>> begin Source data

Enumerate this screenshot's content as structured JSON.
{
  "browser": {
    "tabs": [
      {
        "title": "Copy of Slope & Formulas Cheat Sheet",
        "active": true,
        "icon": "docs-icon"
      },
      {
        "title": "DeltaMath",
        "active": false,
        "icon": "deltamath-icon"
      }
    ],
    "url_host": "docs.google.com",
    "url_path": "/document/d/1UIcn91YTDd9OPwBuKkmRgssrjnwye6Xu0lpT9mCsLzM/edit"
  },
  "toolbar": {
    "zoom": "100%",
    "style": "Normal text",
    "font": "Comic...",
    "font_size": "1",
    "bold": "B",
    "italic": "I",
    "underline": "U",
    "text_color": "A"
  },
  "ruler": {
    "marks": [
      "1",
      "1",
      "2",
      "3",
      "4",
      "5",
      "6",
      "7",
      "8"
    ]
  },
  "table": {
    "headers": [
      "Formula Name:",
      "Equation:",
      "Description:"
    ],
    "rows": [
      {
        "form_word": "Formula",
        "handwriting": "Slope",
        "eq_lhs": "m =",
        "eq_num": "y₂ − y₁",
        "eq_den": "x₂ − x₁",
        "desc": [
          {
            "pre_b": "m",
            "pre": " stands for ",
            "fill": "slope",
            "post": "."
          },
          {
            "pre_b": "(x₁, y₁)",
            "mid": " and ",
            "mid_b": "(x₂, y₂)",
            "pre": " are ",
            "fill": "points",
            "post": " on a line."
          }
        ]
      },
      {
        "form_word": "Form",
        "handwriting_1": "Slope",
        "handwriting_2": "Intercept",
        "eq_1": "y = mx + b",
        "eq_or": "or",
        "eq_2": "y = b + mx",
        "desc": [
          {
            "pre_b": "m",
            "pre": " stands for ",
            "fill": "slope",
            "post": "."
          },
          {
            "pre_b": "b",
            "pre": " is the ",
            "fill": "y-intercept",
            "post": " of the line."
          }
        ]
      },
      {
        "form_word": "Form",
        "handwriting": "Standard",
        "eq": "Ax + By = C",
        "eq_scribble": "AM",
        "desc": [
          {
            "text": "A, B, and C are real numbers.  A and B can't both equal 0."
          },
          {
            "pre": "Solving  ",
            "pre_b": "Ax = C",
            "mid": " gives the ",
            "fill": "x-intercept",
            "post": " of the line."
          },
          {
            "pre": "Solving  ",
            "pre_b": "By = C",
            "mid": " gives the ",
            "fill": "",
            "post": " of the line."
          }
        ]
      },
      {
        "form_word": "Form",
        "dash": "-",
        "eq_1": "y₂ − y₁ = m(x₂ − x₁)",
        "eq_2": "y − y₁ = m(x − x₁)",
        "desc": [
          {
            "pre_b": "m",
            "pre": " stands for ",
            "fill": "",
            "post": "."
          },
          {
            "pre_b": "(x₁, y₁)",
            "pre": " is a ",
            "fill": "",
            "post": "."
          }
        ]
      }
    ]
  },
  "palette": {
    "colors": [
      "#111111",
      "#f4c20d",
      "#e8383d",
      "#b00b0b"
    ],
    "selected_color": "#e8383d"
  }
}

>> end Source data

• **Work to do**:
Write out every line exactly as it stands.

• **Result of this task**:
Enumerate this screenshot's content as structured JSON.
{
  "browser": {
    "tabs": [
      {
        "title": "Copy of Slope & Formulas Cheat Sheet",
        "active": true,
        "icon": "docs-icon"
      },
      {
        "title": "DeltaMath",
        "active": false,
        "icon": "deltamath-icon"
      }
    ],
    "url_host": "docs.google.com",
    "url_path": "/document/d/1UIcn91YTDd9OPwBuKkmRgssrjnwye6Xu0lpT9mCsLzM/edit"
  },
  "toolbar": {
    "zoom": "100%",
    "style": "Normal text",
    "font": "Comic...",
    "font_size": "1",
    "bold": "B",
    "italic": "I",
    "underline": "U",
    "text_color": "A"
  },
  "ruler": {
    "marks": [
      "1",
      "1",
      "2",
      "3",
      "4",
      "5",
      "6",
      "7",
      "8"
    ]
  },
  "table": {
    "headers": [
      "Formula Name:",
      "Equation:",
      "Description:"
    ],
    "rows": [
      {
        "form_word": "Formula",
        "handwriting": "Slope",
        "eq_lhs": "m =",
        "eq_num": "y₂ − y₁",
        "eq_den": "x₂ − x₁",
        "desc": [
          {
            "pre_b": "m",
            "pre": " stands for ",
            "fill": "slope",
            "post": "."
          },
          {
            "pre_b": "(x₁, y₁)",
            "mid": " and ",
            "mid_b": "(x₂, y₂)",
            "pre": " are ",
            "fill": "points",
            "post": " on a line."
          }
        ]
      },
      {
        "form_word": "Form",
        "handwriting_1": "Slope",
        "handwriting_2": "Intercept",
        "eq_1": "y = mx + b",
        "eq_or": "or",
        "eq_2": "y = b + mx",
        "desc": [
          {
            "pre_b": "m",
            "pre": " stands for ",
            "fill": "slope",
            "post": "."
          },
          {
            "pre_b": "b",
            "pre": " is the ",
            "fill": "y-intercept",
            "post": " of the line."
          }
        ]
      },
      {
        "form_word": "Form",
        "handwriting": "Standard",
        "eq": "Ax + By = C",
        "eq_scribble": "AM",
        "desc": [
          {
            "text": "A, B, and C are real numbers.  A and B can't both equal 0."
          },
          {
            "pre": "Solving  ",
            "pre_b": "Ax = C",
            "mid": " gives the ",
            "fill": "x-intercept",
            "post": " of the line."
          },
          {
            "pre": "Solving  ",
            "pre_b": "By = C",
            "mid": " gives the ",
            "fill": "",
            "post": " of the line."
          }
        ]
      },
      {
        "form_word": "Form",
        "dash": "-",
        "eq_1": "y₂ − y₁ = m(x₂ − x₁)",
        "eq_2": "y − y₁ = m(x − x₁)",
        "desc": [
          {
            "pre_b": "m",
            "pre": " stands for ",
            "fill": "",
            "post": "."
          },
          {
            "pre_b": "(x₁, y₁)",
            "pre": " is a ",
            "fill": "",
            "post": "."
          }
        ]
      }
    ]
  },
  "palette": {
    "colors": [
      "#111111",
      "#f4c20d",
      "#e8383d",
      "#b00b0b"
    ],
    "selected_color": "#e8383d"
  }
}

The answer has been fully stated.